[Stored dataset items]
##############################
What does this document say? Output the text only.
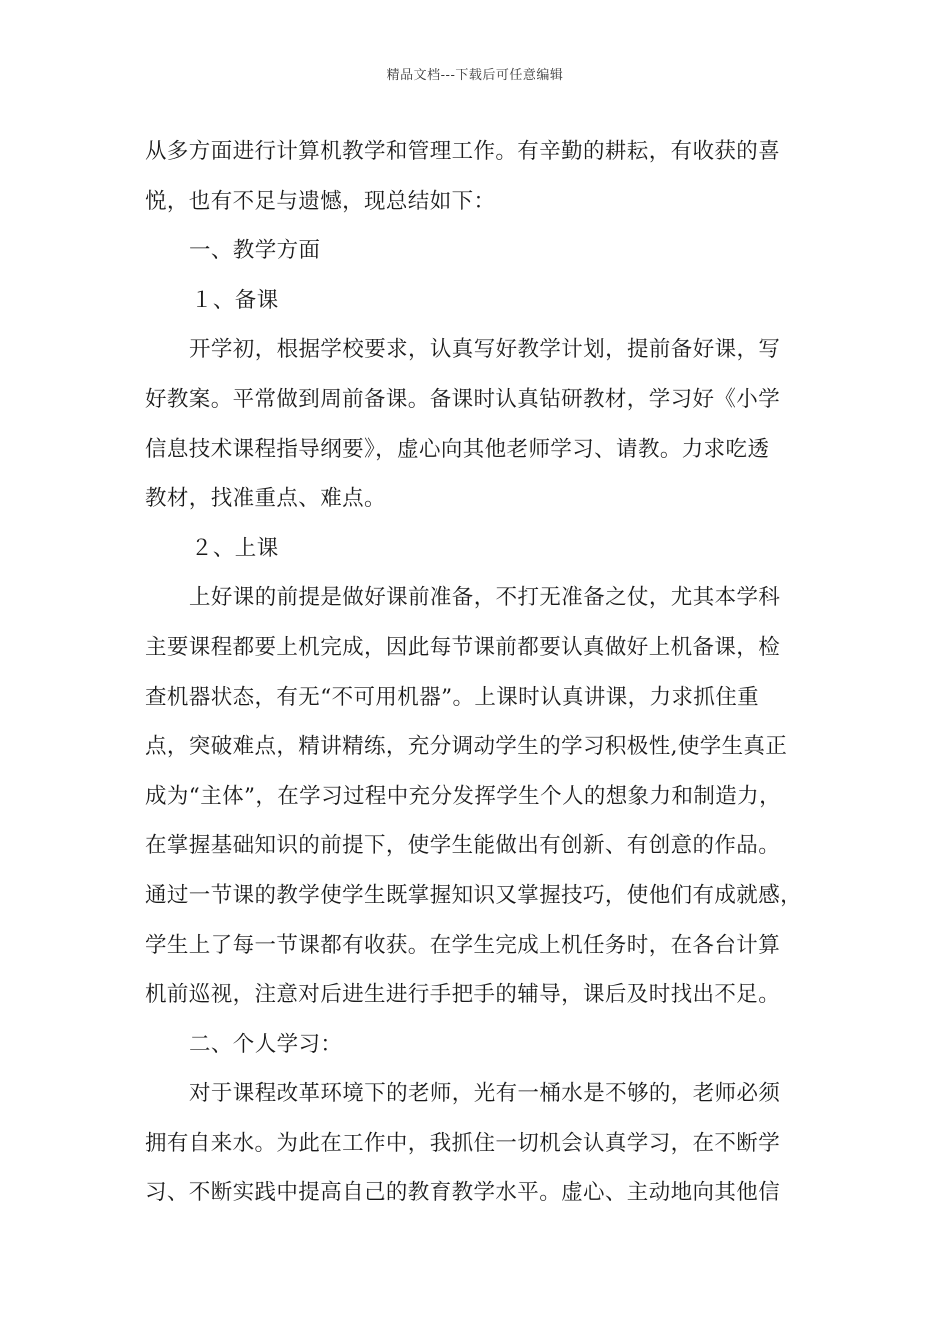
精品文档---下载后可任意编辑
从多方面进行计算机教学和管理工作。有辛勤的耕耘，有收获的喜
悦，也有不足与遗憾，现总结如下：
一、教学方面
１、备课
开学初，根据学校要求，认真写好教学计划，提前备好课，写
好教案。平常做到周前备课。备课时认真钻研教材，学习好《小学
信息技术课程指导纲要》，虚心向其他老师学习、请教。力求吃透
教材，找准重点、难点。
２、上课
上好课的前提是做好课前准备，不打无准备之仗，尤其本学科
主要课程都要上机完成，因此每节课前都要认真做好上机备课，检
查机器状态，有无“不可用机器”。上课时认真讲课，力求抓住重
点，突破难点，精讲精练，充分调动学生的学习积极性,使学生真正
成为“主体”，在学习过程中充分发挥学生个人的想象力和制造力，
在掌握基础知识的前提下，使学生能做出有创新、有创意的作品。
通过一节课的教学使学生既掌握知识又掌握技巧，使他们有成就感，
学生上了每一节课都有收获。在学生完成上机任务时，在各台计算
机前巡视，注意对后进生进行手把手的辅导，课后及时找出不足。
二、个人学习：
对于课程改革环境下的老师，光有一桶水是不够的，老师必须
拥有自来水。为此在工作中，我抓住一切机会认真学习，在不断学
习、不断实践中提高自己的教育教学水平。虚心、主动地向其他信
##############################
= Objective =
Will you restate every entry word for word and omit the images?

= Written answer =
What does this document say? Output the text only.
精品文档---下载后可任意编辑
从多方面进行计算机教学和管理工作。有辛勤的耕耘，有收获的喜
悦，也有不足与遗憾，现总结如下：
一、教学方面
１、备课
开学初，根据学校要求，认真写好教学计划，提前备好课，写
好教案。平常做到周前备课。备课时认真钻研教材，学习好《小学
信息技术课程指导纲要》，虚心向其他老师学习、请教。力求吃透
教材，找准重点、难点。
２、上课
上好课的前提是做好课前准备，不打无准备之仗，尤其本学科
主要课程都要上机完成，因此每节课前都要认真做好上机备课，检
查机器状态，有无“不可用机器”。上课时认真讲课，力求抓住重
点，突破难点，精讲精练，充分调动学生的学习积极性,使学生真正
成为“主体”，在学习过程中充分发挥学生个人的想象力和制造力，
在掌握基础知识的前提下，使学生能做出有创新、有创意的作品。
通过一节课的教学使学生既掌握知识又掌握技巧，使他们有成就感，
学生上了每一节课都有收获。在学生完成上机任务时，在各台计算
机前巡视，注意对后进生进行手把手的辅导，课后及时找出不足。
二、个人学习：
对于课程改革环境下的老师，光有一桶水是不够的，老师必须
拥有自来水。为此在工作中，我抓住一切机会认真学习，在不断学
习、不断实践中提高自己的教育教学水平。虚心、主动地向其他信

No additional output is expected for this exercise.